Your goal: Copy the data word for word, starting from its first line and ending with the line that contains "- x-tick-label: 6月: [327, 339, 339, 355]", including both of those lines.

Input for this task:

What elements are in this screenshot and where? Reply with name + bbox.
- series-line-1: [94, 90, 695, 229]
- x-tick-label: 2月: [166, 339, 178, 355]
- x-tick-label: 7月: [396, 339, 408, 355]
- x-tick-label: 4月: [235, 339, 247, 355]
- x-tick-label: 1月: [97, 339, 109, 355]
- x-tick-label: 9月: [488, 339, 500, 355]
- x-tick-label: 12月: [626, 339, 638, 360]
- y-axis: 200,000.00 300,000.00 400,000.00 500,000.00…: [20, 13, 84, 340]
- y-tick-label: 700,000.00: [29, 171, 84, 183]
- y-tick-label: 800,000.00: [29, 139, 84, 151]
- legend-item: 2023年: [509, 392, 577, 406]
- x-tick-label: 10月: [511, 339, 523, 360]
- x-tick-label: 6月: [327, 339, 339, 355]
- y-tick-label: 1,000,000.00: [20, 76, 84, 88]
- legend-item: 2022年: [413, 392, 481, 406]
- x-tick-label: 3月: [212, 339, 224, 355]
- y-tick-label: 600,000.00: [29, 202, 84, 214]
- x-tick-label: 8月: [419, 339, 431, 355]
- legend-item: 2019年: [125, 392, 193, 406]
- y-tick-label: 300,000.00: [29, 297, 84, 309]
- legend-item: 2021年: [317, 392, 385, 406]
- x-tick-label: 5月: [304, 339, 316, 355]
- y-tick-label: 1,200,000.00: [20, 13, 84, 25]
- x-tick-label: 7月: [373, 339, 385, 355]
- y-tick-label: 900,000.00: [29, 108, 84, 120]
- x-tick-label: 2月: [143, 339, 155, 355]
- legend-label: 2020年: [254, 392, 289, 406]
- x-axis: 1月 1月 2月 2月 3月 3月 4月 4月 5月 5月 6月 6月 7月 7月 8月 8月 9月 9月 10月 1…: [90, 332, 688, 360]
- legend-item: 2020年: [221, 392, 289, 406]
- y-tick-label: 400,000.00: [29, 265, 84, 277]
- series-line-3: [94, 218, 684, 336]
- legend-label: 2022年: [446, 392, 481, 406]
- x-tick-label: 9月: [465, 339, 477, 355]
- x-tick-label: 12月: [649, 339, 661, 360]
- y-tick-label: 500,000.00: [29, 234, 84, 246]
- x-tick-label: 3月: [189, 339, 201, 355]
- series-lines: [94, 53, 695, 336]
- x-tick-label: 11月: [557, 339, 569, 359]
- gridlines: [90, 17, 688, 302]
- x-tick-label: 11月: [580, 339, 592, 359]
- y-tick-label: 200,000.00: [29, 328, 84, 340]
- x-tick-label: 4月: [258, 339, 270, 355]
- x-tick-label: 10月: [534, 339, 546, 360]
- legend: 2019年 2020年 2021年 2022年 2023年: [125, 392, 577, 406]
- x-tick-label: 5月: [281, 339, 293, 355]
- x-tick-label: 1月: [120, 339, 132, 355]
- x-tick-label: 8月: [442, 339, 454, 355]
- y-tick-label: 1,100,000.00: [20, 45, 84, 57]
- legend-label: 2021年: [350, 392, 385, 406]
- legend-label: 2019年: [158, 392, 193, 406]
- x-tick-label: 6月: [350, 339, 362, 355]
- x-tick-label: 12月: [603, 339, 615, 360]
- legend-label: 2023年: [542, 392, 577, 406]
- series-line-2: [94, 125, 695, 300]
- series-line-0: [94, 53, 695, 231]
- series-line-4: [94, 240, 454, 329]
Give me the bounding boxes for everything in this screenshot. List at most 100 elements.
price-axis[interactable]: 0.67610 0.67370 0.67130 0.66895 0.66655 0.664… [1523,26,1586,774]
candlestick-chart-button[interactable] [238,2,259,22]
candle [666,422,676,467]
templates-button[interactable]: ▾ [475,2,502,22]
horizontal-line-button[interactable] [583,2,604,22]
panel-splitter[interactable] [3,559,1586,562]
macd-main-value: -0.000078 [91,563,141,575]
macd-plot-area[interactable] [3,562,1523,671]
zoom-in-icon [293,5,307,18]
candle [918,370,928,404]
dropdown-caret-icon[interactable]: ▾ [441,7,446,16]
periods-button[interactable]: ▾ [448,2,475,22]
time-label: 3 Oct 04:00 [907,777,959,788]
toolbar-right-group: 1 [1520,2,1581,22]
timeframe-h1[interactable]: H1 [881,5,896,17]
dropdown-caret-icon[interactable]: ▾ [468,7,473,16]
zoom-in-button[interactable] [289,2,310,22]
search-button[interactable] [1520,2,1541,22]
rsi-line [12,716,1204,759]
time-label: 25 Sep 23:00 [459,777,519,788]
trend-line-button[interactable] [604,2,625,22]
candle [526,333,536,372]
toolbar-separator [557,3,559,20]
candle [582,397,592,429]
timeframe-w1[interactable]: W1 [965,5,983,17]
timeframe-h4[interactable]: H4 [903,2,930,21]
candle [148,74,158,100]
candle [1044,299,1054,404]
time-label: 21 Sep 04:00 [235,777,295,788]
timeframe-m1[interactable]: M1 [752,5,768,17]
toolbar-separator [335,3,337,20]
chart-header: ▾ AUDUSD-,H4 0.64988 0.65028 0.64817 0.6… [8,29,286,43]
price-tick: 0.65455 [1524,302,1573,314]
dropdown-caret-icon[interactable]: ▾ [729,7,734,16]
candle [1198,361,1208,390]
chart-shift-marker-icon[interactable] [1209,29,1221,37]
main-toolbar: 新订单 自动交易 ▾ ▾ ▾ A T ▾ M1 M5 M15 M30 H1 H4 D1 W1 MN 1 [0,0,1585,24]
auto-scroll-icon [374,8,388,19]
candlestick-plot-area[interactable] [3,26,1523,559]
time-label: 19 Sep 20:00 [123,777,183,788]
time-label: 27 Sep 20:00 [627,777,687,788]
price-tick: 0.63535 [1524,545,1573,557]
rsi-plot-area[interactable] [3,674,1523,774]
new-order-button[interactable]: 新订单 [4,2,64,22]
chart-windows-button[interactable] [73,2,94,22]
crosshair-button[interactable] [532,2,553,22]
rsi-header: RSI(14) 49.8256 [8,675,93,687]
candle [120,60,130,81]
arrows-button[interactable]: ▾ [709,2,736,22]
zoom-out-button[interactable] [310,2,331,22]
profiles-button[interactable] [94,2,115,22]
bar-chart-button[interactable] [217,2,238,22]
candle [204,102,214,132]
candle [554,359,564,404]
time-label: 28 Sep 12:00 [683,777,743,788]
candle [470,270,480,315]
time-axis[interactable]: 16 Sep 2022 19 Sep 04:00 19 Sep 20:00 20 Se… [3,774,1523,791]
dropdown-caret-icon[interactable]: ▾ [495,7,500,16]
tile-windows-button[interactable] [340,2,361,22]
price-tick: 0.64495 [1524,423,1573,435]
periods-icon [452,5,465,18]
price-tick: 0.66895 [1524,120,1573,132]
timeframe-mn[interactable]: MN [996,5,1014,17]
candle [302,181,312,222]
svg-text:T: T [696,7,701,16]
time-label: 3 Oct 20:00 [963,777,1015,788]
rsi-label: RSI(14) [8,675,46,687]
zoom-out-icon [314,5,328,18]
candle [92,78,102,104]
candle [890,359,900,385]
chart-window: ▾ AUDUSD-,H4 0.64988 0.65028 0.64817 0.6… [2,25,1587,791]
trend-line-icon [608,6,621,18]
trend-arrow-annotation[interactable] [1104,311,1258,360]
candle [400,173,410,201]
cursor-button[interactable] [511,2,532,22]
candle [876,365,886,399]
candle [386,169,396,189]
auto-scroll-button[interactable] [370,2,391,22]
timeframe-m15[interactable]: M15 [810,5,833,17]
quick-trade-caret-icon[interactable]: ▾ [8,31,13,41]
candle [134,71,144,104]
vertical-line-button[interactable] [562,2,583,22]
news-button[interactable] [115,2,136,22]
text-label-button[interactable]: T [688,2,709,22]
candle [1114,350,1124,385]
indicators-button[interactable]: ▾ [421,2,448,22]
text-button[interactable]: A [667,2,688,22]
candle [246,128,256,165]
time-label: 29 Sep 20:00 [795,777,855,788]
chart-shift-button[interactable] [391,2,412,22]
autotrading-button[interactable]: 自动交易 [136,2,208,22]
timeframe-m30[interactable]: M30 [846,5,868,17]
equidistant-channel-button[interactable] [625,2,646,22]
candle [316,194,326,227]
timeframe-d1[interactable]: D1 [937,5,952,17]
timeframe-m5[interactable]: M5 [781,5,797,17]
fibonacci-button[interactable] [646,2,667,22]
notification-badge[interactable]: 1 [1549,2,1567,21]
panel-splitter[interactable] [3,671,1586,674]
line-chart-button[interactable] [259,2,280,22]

Output of the task:
What elements are in this screenshot and where? Reply with name + bbox.
- series-line-1: [94, 90, 695, 229]
- x-tick-label: 2月: [166, 339, 178, 355]
- x-tick-label: 7月: [396, 339, 408, 355]
- x-tick-label: 4月: [235, 339, 247, 355]
- x-tick-label: 1月: [97, 339, 109, 355]
- x-tick-label: 9月: [488, 339, 500, 355]
- x-tick-label: 12月: [626, 339, 638, 360]
- y-axis: 200,000.00 300,000.00 400,000.00 500,000.00…: [20, 13, 84, 340]
- y-tick-label: 700,000.00: [29, 171, 84, 183]
- y-tick-label: 800,000.00: [29, 139, 84, 151]
- legend-item: 2023年: [509, 392, 577, 406]
- x-tick-label: 10月: [511, 339, 523, 360]
- x-tick-label: 6月: [327, 339, 339, 355]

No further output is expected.